Job => Your task is to give the data again, exactly, with every line intact.
========================
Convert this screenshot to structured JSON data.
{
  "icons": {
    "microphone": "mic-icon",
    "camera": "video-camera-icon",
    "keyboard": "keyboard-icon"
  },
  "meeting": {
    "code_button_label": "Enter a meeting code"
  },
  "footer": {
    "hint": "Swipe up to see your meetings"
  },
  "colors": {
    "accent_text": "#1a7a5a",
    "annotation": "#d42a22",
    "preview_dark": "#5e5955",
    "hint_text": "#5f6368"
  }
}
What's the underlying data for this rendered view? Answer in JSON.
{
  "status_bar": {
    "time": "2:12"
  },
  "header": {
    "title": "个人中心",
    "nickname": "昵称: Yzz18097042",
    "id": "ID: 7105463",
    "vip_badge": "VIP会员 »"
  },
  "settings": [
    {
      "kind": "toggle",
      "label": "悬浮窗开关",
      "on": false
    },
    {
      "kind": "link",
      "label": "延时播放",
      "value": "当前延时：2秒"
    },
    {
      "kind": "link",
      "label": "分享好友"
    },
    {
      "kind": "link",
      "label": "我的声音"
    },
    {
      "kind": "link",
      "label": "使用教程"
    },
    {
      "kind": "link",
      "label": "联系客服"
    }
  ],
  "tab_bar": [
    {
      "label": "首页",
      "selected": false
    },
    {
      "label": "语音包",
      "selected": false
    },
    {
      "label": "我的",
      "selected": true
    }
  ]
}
========================
Task answer =>
Convert this screenshot to structured JSON data.
{
  "icons": {
    "microphone": "mic-icon",
    "camera": "video-camera-icon",
    "keyboard": "keyboard-icon"
  },
  "meeting": {
    "code_button_label": "Enter a meeting code"
  },
  "footer": {
    "hint": "Swipe up to see your meetings"
  },
  "colors": {
    "accent_text": "#1a7a5a",
    "annotation": "#d42a22",
    "preview_dark": "#5e5955",
    "hint_text": "#5f6368"
  }
}
What's the underlying data for this rendered view? Answer in JSON.
{
  "status_bar": {
    "time": "2:12"
  },
  "header": {
    "title": "个人中心",
    "nickname": "昵称: Yzz18097042",
    "id": "ID: 7105463",
    "vip_badge": "VIP会员 »"
  },
  "settings": [
    {
      "kind": "toggle",
      "label": "悬浮窗开关",
      "on": false
    },
    {
      "kind": "link",
      "label": "延时播放",
      "value": "当前延时：2秒"
    },
    {
      "kind": "link",
      "label": "分享好友"
    },
    {
      "kind": "link",
      "label": "我的声音"
    },
    {
      "kind": "link",
      "label": "使用教程"
    },
    {
      "kind": "link",
      "label": "联系客服"
    }
  ],
  "tab_bar": [
    {
      "label": "首页",
      "selected": false
    },
    {
      "label": "语音包",
      "selected": false
    },
    {
      "label": "我的",
      "selected": true
    }
  ]
}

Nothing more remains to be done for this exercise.